-- Begin Task input --
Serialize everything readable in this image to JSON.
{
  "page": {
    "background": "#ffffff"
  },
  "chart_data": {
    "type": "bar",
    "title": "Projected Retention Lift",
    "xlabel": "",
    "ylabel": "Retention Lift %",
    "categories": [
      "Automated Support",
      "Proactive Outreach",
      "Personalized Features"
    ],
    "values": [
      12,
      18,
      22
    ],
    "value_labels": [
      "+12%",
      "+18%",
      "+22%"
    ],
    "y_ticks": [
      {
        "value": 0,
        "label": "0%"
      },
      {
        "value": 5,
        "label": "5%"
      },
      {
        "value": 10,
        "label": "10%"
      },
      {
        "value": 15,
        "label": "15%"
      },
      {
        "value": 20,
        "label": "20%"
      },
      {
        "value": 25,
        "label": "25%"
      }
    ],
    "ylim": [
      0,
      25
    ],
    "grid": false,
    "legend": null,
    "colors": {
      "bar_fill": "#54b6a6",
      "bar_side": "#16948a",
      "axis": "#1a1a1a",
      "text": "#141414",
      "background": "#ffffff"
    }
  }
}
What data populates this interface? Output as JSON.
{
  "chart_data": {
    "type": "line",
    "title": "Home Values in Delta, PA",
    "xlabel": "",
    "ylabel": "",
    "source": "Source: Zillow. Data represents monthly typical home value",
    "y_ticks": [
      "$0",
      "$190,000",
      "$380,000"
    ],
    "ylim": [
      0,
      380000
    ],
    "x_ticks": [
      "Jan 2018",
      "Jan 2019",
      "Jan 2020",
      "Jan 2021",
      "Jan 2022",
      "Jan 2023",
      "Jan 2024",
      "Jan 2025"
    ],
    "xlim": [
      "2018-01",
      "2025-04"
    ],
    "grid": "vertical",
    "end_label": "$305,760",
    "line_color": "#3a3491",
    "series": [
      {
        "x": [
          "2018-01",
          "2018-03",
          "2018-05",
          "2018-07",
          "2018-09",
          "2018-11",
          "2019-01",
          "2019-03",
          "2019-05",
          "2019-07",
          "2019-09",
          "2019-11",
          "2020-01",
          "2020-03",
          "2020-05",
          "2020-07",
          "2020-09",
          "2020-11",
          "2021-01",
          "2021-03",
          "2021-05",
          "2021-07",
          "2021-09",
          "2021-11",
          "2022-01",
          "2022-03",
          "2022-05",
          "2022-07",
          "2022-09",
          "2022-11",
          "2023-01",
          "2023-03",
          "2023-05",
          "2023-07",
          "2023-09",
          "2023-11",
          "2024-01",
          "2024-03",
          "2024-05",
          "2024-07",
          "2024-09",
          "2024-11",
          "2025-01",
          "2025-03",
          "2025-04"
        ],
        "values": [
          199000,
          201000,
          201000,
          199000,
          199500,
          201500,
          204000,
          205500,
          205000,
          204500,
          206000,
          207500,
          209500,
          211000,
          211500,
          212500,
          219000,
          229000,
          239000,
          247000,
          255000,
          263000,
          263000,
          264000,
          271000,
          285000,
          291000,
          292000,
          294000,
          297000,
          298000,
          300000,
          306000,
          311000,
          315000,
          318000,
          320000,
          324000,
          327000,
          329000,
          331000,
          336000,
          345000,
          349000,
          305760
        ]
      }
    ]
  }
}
-- End Task input --
_What the task requires_
Exactly as shown, repeat every record.

_The completed task_
Serialize everything readable in this image to JSON.
{
  "page": {
    "background": "#ffffff"
  },
  "chart_data": {
    "type": "bar",
    "title": "Projected Retention Lift",
    "xlabel": "",
    "ylabel": "Retention Lift %",
    "categories": [
      "Automated Support",
      "Proactive Outreach",
      "Personalized Features"
    ],
    "values": [
      12,
      18,
      22
    ],
    "value_labels": [
      "+12%",
      "+18%",
      "+22%"
    ],
    "y_ticks": [
      {
        "value": 0,
        "label": "0%"
      },
      {
        "value": 5,
        "label": "5%"
      },
      {
        "value": 10,
        "label": "10%"
      },
      {
        "value": 15,
        "label": "15%"
      },
      {
        "value": 20,
        "label": "20%"
      },
      {
        "value": 25,
        "label": "25%"
      }
    ],
    "ylim": [
      0,
      25
    ],
    "grid": false,
    "legend": null,
    "colors": {
      "bar_fill": "#54b6a6",
      "bar_side": "#16948a",
      "axis": "#1a1a1a",
      "text": "#141414",
      "background": "#ffffff"
    }
  }
}
What data populates this interface? Output as JSON.
{
  "chart_data": {
    "type": "line",
    "title": "Home Values in Delta, PA",
    "xlabel": "",
    "ylabel": "",
    "source": "Source: Zillow. Data represents monthly typical home value",
    "y_ticks": [
      "$0",
      "$190,000",
      "$380,000"
    ],
    "ylim": [
      0,
      380000
    ],
    "x_ticks": [
      "Jan 2018",
      "Jan 2019",
      "Jan 2020",
      "Jan 2021",
      "Jan 2022",
      "Jan 2023",
      "Jan 2024",
      "Jan 2025"
    ],
    "xlim": [
      "2018-01",
      "2025-04"
    ],
    "grid": "vertical",
    "end_label": "$305,760",
    "line_color": "#3a3491",
    "series": [
      {
        "x": [
          "2018-01",
          "2018-03",
          "2018-05",
          "2018-07",
          "2018-09",
          "2018-11",
          "2019-01",
          "2019-03",
          "2019-05",
          "2019-07",
          "2019-09",
          "2019-11",
          "2020-01",
          "2020-03",
          "2020-05",
          "2020-07",
          "2020-09",
          "2020-11",
          "2021-01",
          "2021-03",
          "2021-05",
          "2021-07",
          "2021-09",
          "2021-11",
          "2022-01",
          "2022-03",
          "2022-05",
          "2022-07",
          "2022-09",
          "2022-11",
          "2023-01",
          "2023-03",
          "2023-05",
          "2023-07",
          "2023-09",
          "2023-11",
          "2024-01",
          "2024-03",
          "2024-05",
          "2024-07",
          "2024-09",
          "2024-11",
          "2025-01",
          "2025-03",
          "2025-04"
        ],
        "values": [
          199000,
          201000,
          201000,
          199000,
          199500,
          201500,
          204000,
          205500,
          205000,
          204500,
          206000,
          207500,
          209500,
          211000,
          211500,
          212500,
          219000,
          229000,
          239000,
          247000,
          255000,
          263000,
          263000,
          264000,
          271000,
          285000,
          291000,
          292000,
          294000,
          297000,
          298000,
          300000,
          306000,
          311000,
          315000,
          318000,
          320000,
          324000,
          327000,
          329000,
          331000,
          336000,
          345000,
          349000,
          305760
        ]
      }
    ]
  }
}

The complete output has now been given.